A block of data
__________________________________________________

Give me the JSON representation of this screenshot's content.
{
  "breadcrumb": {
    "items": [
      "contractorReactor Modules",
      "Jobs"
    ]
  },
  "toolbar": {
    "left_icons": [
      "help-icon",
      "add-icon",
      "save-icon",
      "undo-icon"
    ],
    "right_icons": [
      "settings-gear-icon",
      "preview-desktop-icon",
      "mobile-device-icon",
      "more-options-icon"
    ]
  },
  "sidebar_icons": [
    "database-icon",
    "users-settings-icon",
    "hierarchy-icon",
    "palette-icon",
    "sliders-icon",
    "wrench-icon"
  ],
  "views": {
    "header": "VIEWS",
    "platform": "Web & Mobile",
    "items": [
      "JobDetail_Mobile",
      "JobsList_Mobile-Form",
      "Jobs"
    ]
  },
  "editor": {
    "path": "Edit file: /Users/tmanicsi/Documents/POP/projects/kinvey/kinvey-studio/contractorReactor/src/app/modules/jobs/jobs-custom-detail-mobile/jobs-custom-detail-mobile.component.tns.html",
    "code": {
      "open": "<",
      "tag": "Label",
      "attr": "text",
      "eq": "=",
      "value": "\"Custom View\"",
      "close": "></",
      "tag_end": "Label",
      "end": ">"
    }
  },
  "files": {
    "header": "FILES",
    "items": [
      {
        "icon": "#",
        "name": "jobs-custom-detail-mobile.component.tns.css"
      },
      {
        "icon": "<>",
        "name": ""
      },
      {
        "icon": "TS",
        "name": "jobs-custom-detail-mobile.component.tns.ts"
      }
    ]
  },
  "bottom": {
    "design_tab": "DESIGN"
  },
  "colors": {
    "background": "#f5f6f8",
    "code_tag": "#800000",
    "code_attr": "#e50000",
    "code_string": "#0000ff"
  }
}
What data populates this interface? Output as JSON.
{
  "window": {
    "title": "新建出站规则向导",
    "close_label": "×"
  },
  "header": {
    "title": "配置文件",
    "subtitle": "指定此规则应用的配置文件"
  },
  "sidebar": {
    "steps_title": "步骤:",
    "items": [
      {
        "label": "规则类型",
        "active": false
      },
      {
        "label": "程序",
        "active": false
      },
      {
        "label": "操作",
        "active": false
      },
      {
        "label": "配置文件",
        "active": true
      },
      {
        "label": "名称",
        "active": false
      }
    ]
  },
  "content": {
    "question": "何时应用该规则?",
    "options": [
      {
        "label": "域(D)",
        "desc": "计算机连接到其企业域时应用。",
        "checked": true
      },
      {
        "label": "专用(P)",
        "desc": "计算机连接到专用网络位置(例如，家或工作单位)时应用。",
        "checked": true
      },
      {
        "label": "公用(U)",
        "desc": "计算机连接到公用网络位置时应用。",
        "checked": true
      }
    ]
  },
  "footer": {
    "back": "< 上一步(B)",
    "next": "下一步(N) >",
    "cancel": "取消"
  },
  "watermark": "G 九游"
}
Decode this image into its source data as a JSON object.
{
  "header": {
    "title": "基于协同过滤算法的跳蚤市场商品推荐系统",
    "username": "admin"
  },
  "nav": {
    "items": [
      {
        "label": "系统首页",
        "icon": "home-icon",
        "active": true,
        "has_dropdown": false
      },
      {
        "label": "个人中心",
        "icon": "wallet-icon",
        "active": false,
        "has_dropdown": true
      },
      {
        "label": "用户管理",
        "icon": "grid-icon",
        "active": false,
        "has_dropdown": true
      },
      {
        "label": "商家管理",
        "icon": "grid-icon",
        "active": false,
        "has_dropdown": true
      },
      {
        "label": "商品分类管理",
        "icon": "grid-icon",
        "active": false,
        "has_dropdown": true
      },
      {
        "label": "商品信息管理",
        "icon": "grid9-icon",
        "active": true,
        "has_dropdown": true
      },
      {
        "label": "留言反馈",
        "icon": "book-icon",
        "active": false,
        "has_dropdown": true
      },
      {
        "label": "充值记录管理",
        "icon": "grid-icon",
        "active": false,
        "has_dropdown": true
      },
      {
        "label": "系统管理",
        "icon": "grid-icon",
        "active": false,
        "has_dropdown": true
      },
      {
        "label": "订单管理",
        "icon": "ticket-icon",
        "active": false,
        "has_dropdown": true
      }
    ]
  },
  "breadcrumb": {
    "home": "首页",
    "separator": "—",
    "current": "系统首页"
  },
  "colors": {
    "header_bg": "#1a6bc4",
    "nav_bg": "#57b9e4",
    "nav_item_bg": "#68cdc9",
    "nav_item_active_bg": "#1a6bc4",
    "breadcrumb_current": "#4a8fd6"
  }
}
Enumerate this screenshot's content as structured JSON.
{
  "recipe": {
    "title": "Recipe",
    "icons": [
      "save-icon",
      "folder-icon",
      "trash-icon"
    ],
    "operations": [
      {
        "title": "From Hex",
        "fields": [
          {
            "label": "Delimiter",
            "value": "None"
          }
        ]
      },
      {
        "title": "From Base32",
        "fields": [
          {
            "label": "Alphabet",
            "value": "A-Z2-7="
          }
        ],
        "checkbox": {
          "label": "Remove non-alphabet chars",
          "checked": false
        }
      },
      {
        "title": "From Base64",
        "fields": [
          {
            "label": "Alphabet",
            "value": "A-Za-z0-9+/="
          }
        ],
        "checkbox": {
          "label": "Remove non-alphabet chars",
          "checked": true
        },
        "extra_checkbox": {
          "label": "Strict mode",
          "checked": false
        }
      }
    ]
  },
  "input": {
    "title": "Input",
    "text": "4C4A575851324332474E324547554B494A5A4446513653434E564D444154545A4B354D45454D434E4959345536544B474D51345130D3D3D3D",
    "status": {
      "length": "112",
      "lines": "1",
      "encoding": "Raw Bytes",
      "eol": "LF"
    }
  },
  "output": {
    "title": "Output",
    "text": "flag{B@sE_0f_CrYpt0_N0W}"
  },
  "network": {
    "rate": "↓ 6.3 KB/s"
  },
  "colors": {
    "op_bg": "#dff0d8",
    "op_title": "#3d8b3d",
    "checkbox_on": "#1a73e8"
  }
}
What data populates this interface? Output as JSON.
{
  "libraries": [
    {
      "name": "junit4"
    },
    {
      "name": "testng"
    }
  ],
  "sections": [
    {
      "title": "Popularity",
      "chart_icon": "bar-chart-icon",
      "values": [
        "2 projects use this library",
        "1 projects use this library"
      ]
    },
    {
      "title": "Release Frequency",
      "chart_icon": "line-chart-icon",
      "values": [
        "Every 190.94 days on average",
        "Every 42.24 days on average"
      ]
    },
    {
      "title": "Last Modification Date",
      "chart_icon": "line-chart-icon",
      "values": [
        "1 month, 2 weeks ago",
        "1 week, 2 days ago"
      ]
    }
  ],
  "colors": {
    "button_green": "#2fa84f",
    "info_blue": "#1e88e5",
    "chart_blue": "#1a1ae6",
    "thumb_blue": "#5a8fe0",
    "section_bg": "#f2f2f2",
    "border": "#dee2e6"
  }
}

__________________________________________________

▸ Task description
Hand back the material above in full, exactly as written.

▸ Correct output
Give me the JSON representation of this screenshot's content.
{
  "breadcrumb": {
    "items": [
      "contractorReactor Modules",
      "Jobs"
    ]
  },
  "toolbar": {
    "left_icons": [
      "help-icon",
      "add-icon",
      "save-icon",
      "undo-icon"
    ],
    "right_icons": [
      "settings-gear-icon",
      "preview-desktop-icon",
      "mobile-device-icon",
      "more-options-icon"
    ]
  },
  "sidebar_icons": [
    "database-icon",
    "users-settings-icon",
    "hierarchy-icon",
    "palette-icon",
    "sliders-icon",
    "wrench-icon"
  ],
  "views": {
    "header": "VIEWS",
    "platform": "Web & Mobile",
    "items": [
      "JobDetail_Mobile",
      "JobsList_Mobile-Form",
      "Jobs"
    ]
  },
  "editor": {
    "path": "Edit file: /Users/tmanicsi/Documents/POP/projects/kinvey/kinvey-studio/contractorReactor/src/app/modules/jobs/jobs-custom-detail-mobile/jobs-custom-detail-mobile.component.tns.html",
    "code": {
      "open": "<",
      "tag": "Label",
      "attr": "text",
      "eq": "=",
      "value": "\"Custom View\"",
      "close": "></",
      "tag_end": "Label",
      "end": ">"
    }
  },
  "files": {
    "header": "FILES",
    "items": [
      {
        "icon": "#",
        "name": "jobs-custom-detail-mobile.component.tns.css"
      },
      {
        "icon": "<>",
        "name": ""
      },
      {
        "icon": "TS",
        "name": "jobs-custom-detail-mobile.component.tns.ts"
      }
    ]
  },
  "bottom": {
    "design_tab": "DESIGN"
  },
  "colors": {
    "background": "#f5f6f8",
    "code_tag": "#800000",
    "code_attr": "#e50000",
    "code_string": "#0000ff"
  }
}
What data populates this interface? Output as JSON.
{
  "window": {
    "title": "新建出站规则向导",
    "close_label": "×"
  },
  "header": {
    "title": "配置文件",
    "subtitle": "指定此规则应用的配置文件"
  },
  "sidebar": {
    "steps_title": "步骤:",
    "items": [
      {
        "label": "规则类型",
        "active": false
      },
      {
        "label": "程序",
        "active": false
      },
      {
        "label": "操作",
        "active": false
      },
      {
        "label": "配置文件",
        "active": true
      },
      {
        "label": "名称",
        "active": false
      }
    ]
  },
  "content": {
    "question": "何时应用该规则?",
    "options": [
      {
        "label": "域(D)",
        "desc": "计算机连接到其企业域时应用。",
        "checked": true
      },
      {
        "label": "专用(P)",
        "desc": "计算机连接到专用网络位置(例如，家或工作单位)时应用。",
        "checked": true
      },
      {
        "label": "公用(U)",
        "desc": "计算机连接到公用网络位置时应用。",
        "checked": true
      }
    ]
  },
  "footer": {
    "back": "< 上一步(B)",
    "next": "下一步(N) >",
    "cancel": "取消"
  },
  "watermark": "G 九游"
}
Decode this image into its source data as a JSON object.
{
  "header": {
    "title": "基于协同过滤算法的跳蚤市场商品推荐系统",
    "username": "admin"
  },
  "nav": {
    "items": [
      {
        "label": "系统首页",
        "icon": "home-icon",
        "active": true,
        "has_dropdown": false
      },
      {
        "label": "个人中心",
        "icon": "wallet-icon",
        "active": false,
        "has_dropdown": true
      },
      {
        "label": "用户管理",
        "icon": "grid-icon",
        "active": false,
        "has_dropdown": true
      },
      {
        "label": "商家管理",
        "icon": "grid-icon",
        "active": false,
        "has_dropdown": true
      },
      {
        "label": "商品分类管理",
        "icon": "grid-icon",
        "active": false,
        "has_dropdown": true
      },
      {
        "label": "商品信息管理",
        "icon": "grid9-icon",
        "active": true,
        "has_dropdown": true
      },
      {
        "label": "留言反馈",
        "icon": "book-icon",
        "active": false,
        "has_dropdown": true
      },
      {
        "label": "充值记录管理",
        "icon": "grid-icon",
        "active": false,
        "has_dropdown": true
      },
      {
        "label": "系统管理",
        "icon": "grid-icon",
        "active": false,
        "has_dropdown": true
      },
      {
        "label": "订单管理",
        "icon": "ticket-icon",
        "active": false,
        "has_dropdown": true
      }
    ]
  },
  "breadcrumb": {
    "home": "首页",
    "separator": "—",
    "current": "系统首页"
  },
  "colors": {
    "header_bg": "#1a6bc4",
    "nav_bg": "#57b9e4",
    "nav_item_bg": "#68cdc9",
    "nav_item_active_bg": "#1a6bc4",
    "breadcrumb_current": "#4a8fd6"
  }
}
Enumerate this screenshot's content as structured JSON.
{
  "recipe": {
    "title": "Recipe",
    "icons": [
      "save-icon",
      "folder-icon",
      "trash-icon"
    ],
    "operations": [
      {
        "title": "From Hex",
        "fields": [
          {
            "label": "Delimiter",
            "value": "None"
          }
        ]
      },
      {
        "title": "From Base32",
        "fields": [
          {
            "label": "Alphabet",
            "value": "A-Z2-7="
          }
        ],
        "checkbox": {
          "label": "Remove non-alphabet chars",
          "checked": false
        }
      },
      {
        "title": "From Base64",
        "fields": [
          {
            "label": "Alphabet",
            "value": "A-Za-z0-9+/="
          }
        ],
        "checkbox": {
          "label": "Remove non-alphabet chars",
          "checked": true
        },
        "extra_checkbox": {
          "label": "Strict mode",
          "checked": false
        }
      }
    ]
  },
  "input": {
    "title": "Input",
    "text": "4C4A575851324332474E324547554B494A5A4446513653434E564D444154545A4B354D45454D434E4959345536544B474D51345130D3D3D3D",
    "status": {
      "length": "112",
      "lines": "1",
      "encoding": "Raw Bytes",
      "eol": "LF"
    }
  },
  "output": {
    "title": "Output",
    "text": "flag{B@sE_0f_CrYpt0_N0W}"
  },
  "network": {
    "rate": "↓ 6.3 KB/s"
  },
  "colors": {
    "op_bg": "#dff0d8",
    "op_title": "#3d8b3d",
    "checkbox_on": "#1a73e8"
  }
}
What data populates this interface? Output as JSON.
{
  "libraries": [
    {
      "name": "junit4"
    },
    {
      "name": "testng"
    }
  ],
  "sections": [
    {
      "title": "Popularity",
      "chart_icon": "bar-chart-icon",
      "values": [
        "2 projects use this library",
        "1 projects use this library"
      ]
    },
    {
      "title": "Release Frequency",
      "chart_icon": "line-chart-icon",
      "values": [
        "Every 190.94 days on average",
        "Every 42.24 days on average"
      ]
    },
    {
      "title": "Last Modification Date",
      "chart_icon": "line-chart-icon",
      "values": [
        "1 month, 2 weeks ago",
        "1 week, 2 days ago"
      ]
    }
  ],
  "colors": {
    "button_green": "#2fa84f",
    "info_blue": "#1e88e5",
    "chart_blue": "#1a1ae6",
    "thumb_blue": "#5a8fe0",
    "section_bg": "#f2f2f2",
    "border": "#dee2e6"
  }
}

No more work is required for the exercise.